Find the lines that contain the word "Full" and copy each one.
§
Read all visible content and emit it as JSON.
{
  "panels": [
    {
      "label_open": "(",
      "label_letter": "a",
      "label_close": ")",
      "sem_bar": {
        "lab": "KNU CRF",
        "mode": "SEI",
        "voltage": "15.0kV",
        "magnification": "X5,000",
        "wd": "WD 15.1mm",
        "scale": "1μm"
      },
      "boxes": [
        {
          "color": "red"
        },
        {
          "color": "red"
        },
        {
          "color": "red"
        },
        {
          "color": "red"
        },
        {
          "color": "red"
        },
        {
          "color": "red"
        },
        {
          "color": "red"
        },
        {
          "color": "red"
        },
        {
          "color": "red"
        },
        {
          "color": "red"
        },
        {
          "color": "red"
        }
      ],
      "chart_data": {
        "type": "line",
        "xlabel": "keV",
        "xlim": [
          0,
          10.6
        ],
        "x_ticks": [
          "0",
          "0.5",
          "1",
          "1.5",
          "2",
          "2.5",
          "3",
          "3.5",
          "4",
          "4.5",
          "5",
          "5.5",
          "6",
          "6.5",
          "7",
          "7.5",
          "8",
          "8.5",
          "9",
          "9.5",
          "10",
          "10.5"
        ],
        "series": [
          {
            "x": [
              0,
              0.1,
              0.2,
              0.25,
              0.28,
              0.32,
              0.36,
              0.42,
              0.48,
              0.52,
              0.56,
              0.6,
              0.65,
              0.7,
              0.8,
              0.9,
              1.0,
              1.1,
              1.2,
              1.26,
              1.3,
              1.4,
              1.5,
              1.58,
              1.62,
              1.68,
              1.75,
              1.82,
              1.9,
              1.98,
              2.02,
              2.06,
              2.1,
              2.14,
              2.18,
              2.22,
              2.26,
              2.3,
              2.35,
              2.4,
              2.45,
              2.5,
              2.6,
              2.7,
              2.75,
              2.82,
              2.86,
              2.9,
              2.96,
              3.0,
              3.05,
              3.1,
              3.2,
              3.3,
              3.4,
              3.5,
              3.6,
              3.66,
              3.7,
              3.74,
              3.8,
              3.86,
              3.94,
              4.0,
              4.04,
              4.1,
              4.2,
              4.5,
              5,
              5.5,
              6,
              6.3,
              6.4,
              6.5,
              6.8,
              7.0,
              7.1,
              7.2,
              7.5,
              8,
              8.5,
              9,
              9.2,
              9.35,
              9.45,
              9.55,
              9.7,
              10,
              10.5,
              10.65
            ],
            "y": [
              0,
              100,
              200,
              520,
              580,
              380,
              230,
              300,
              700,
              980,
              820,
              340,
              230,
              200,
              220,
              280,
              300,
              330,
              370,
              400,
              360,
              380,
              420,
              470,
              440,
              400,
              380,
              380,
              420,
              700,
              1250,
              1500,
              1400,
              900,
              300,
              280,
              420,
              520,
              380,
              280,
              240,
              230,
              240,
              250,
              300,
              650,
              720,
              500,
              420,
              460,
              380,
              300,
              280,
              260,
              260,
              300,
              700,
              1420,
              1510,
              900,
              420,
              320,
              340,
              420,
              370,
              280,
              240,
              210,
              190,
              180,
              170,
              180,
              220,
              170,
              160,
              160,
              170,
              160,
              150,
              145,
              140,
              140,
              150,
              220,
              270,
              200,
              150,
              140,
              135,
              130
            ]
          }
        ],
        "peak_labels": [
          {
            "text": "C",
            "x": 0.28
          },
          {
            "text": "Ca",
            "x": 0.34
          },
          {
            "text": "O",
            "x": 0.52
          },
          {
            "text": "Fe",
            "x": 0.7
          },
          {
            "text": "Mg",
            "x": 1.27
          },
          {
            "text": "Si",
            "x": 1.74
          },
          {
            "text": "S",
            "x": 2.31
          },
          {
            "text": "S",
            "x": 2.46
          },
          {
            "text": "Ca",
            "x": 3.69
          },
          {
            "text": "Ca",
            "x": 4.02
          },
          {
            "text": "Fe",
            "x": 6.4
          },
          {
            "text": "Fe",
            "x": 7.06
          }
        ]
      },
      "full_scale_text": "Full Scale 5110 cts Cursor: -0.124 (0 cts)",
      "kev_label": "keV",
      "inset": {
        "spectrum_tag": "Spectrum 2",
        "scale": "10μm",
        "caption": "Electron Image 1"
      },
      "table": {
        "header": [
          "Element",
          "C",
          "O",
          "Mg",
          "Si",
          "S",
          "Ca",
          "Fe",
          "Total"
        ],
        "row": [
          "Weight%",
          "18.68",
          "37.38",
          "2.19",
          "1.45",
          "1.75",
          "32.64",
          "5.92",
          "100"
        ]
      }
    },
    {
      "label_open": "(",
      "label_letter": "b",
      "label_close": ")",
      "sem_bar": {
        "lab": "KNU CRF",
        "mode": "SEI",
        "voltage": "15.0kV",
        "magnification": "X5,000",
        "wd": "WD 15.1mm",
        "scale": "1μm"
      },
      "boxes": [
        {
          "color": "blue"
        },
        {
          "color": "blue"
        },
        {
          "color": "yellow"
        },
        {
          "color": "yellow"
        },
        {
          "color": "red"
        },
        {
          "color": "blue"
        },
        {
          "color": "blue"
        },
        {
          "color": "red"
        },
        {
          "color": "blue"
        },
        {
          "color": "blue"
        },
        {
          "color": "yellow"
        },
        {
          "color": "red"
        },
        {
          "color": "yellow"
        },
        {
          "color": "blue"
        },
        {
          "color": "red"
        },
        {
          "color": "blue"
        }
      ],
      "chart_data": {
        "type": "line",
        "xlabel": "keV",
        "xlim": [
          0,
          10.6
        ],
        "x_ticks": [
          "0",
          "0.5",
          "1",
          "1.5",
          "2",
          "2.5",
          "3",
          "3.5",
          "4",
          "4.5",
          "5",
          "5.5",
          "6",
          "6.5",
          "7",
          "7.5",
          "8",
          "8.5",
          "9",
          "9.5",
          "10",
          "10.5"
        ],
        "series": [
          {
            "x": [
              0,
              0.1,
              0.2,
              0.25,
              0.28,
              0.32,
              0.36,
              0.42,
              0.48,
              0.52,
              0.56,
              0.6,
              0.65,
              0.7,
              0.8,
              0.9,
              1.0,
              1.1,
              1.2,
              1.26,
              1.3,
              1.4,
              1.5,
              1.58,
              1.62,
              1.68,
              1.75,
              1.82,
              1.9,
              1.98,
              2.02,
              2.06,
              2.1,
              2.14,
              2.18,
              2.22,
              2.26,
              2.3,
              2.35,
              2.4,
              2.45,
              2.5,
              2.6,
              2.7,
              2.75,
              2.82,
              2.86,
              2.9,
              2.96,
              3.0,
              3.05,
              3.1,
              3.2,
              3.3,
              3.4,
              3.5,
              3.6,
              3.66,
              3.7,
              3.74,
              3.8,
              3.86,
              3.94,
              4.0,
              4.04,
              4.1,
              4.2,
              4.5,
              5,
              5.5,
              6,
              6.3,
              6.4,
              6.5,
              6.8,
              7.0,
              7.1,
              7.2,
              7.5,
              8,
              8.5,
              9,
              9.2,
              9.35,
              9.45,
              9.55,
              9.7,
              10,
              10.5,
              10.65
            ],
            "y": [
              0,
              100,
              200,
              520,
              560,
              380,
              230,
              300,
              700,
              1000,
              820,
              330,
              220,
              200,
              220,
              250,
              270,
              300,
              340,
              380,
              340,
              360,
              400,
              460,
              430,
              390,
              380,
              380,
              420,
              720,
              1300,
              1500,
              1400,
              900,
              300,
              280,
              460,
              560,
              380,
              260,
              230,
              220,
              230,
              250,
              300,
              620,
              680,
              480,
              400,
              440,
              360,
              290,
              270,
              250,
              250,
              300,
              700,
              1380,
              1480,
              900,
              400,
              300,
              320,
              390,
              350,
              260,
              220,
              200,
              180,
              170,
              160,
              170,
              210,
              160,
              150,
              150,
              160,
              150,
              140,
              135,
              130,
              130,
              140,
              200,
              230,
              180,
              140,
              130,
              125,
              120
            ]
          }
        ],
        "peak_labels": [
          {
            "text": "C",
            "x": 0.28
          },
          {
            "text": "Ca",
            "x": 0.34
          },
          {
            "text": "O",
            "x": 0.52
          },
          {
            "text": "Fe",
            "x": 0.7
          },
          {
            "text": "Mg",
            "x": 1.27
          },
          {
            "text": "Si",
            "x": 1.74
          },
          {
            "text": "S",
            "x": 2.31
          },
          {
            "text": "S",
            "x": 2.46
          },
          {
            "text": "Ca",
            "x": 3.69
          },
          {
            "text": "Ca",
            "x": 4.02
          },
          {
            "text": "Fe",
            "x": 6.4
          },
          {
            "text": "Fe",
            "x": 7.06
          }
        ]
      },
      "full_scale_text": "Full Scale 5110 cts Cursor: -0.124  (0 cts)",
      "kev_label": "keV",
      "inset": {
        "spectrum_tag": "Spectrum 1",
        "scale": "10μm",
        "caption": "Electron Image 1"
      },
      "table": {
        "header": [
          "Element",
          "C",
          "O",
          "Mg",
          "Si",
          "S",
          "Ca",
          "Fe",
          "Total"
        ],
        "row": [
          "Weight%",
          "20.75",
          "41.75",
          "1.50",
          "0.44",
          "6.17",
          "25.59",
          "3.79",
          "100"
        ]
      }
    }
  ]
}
§
TASK OUTPUT:
      "full_scale_text": "Full Scale 5110 cts Cursor: -0.124 (0 cts)",
      "full_scale_text": "Full Scale 5110 cts Cursor: -0.124  (0 cts)",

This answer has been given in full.